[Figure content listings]
──────────
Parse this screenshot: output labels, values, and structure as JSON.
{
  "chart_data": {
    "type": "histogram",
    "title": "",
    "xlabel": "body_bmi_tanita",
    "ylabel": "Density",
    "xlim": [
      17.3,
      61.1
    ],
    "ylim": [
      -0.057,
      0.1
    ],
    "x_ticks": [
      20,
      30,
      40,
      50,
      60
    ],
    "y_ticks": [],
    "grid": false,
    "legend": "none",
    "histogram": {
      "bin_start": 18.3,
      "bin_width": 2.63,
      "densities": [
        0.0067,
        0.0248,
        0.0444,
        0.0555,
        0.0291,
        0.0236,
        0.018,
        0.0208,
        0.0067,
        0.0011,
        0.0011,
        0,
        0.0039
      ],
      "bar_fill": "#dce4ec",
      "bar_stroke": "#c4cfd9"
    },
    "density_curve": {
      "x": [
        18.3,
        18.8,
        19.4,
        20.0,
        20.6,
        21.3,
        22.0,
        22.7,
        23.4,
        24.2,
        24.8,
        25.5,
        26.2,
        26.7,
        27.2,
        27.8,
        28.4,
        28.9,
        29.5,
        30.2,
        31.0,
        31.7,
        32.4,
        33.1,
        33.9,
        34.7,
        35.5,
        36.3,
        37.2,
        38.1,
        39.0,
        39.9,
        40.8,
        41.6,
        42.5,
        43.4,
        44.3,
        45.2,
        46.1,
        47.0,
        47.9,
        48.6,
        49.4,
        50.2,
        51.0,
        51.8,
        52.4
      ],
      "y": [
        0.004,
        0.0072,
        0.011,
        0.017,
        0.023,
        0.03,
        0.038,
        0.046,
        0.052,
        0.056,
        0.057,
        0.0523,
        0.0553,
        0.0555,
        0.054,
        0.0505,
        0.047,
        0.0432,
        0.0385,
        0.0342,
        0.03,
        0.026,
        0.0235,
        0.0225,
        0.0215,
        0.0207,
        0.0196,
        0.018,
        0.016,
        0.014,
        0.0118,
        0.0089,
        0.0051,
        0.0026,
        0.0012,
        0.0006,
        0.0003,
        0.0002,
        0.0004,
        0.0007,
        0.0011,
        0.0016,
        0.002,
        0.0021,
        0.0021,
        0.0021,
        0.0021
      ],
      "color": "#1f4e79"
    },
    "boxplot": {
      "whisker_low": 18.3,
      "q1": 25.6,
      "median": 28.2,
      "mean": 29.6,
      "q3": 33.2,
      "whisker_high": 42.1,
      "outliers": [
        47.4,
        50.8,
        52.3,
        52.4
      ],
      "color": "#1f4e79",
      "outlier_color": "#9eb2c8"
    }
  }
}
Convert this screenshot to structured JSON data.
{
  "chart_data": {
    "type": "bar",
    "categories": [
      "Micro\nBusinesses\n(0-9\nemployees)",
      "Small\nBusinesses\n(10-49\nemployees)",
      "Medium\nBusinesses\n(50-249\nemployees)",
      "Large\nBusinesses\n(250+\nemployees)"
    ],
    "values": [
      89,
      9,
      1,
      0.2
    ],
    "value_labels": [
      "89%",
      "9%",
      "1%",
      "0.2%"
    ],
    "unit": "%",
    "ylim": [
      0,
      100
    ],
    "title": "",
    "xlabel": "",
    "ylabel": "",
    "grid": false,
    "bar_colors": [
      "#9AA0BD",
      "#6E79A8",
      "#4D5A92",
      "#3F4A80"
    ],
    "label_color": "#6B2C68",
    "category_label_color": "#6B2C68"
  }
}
──────────
## EXERCISE
Above are some records; extract every one of them exactly.

## EXERCISE RESULT
Parse this screenshot: output labels, values, and structure as JSON.
{
  "chart_data": {
    "type": "histogram",
    "title": "",
    "xlabel": "body_bmi_tanita",
    "ylabel": "Density",
    "xlim": [
      17.3,
      61.1
    ],
    "ylim": [
      -0.057,
      0.1
    ],
    "x_ticks": [
      20,
      30,
      40,
      50,
      60
    ],
    "y_ticks": [],
    "grid": false,
    "legend": "none",
    "histogram": {
      "bin_start": 18.3,
      "bin_width": 2.63,
      "densities": [
        0.0067,
        0.0248,
        0.0444,
        0.0555,
        0.0291,
        0.0236,
        0.018,
        0.0208,
        0.0067,
        0.0011,
        0.0011,
        0,
        0.0039
      ],
      "bar_fill": "#dce4ec",
      "bar_stroke": "#c4cfd9"
    },
    "density_curve": {
      "x": [
        18.3,
        18.8,
        19.4,
        20.0,
        20.6,
        21.3,
        22.0,
        22.7,
        23.4,
        24.2,
        24.8,
        25.5,
        26.2,
        26.7,
        27.2,
        27.8,
        28.4,
        28.9,
        29.5,
        30.2,
        31.0,
        31.7,
        32.4,
        33.1,
        33.9,
        34.7,
        35.5,
        36.3,
        37.2,
        38.1,
        39.0,
        39.9,
        40.8,
        41.6,
        42.5,
        43.4,
        44.3,
        45.2,
        46.1,
        47.0,
        47.9,
        48.6,
        49.4,
        50.2,
        51.0,
        51.8,
        52.4
      ],
      "y": [
        0.004,
        0.0072,
        0.011,
        0.017,
        0.023,
        0.03,
        0.038,
        0.046,
        0.052,
        0.056,
        0.057,
        0.0523,
        0.0553,
        0.0555,
        0.054,
        0.0505,
        0.047,
        0.0432,
        0.0385,
        0.0342,
        0.03,
        0.026,
        0.0235,
        0.0225,
        0.0215,
        0.0207,
        0.0196,
        0.018,
        0.016,
        0.014,
        0.0118,
        0.0089,
        0.0051,
        0.0026,
        0.0012,
        0.0006,
        0.0003,
        0.0002,
        0.0004,
        0.0007,
        0.0011,
        0.0016,
        0.002,
        0.0021,
        0.0021,
        0.0021,
        0.0021
      ],
      "color": "#1f4e79"
    },
    "boxplot": {
      "whisker_low": 18.3,
      "q1": 25.6,
      "median": 28.2,
      "mean": 29.6,
      "q3": 33.2,
      "whisker_high": 42.1,
      "outliers": [
        47.4,
        50.8,
        52.3,
        52.4
      ],
      "color": "#1f4e79",
      "outlier_color": "#9eb2c8"
    }
  }
}
Convert this screenshot to structured JSON data.
{
  "chart_data": {
    "type": "bar",
    "categories": [
      "Micro\nBusinesses\n(0-9\nemployees)",
      "Small\nBusinesses\n(10-49\nemployees)",
      "Medium\nBusinesses\n(50-249\nemployees)",
      "Large\nBusinesses\n(250+\nemployees)"
    ],
    "values": [
      89,
      9,
      1,
      0.2
    ],
    "value_labels": [
      "89%",
      "9%",
      "1%",
      "0.2%"
    ],
    "unit": "%",
    "ylim": [
      0,
      100
    ],
    "title": "",
    "xlabel": "",
    "ylabel": "",
    "grid": false,
    "bar_colors": [
      "#9AA0BD",
      "#6E79A8",
      "#4D5A92",
      "#3F4A80"
    ],
    "label_color": "#6B2C68",
    "category_label_color": "#6B2C68"
  }
}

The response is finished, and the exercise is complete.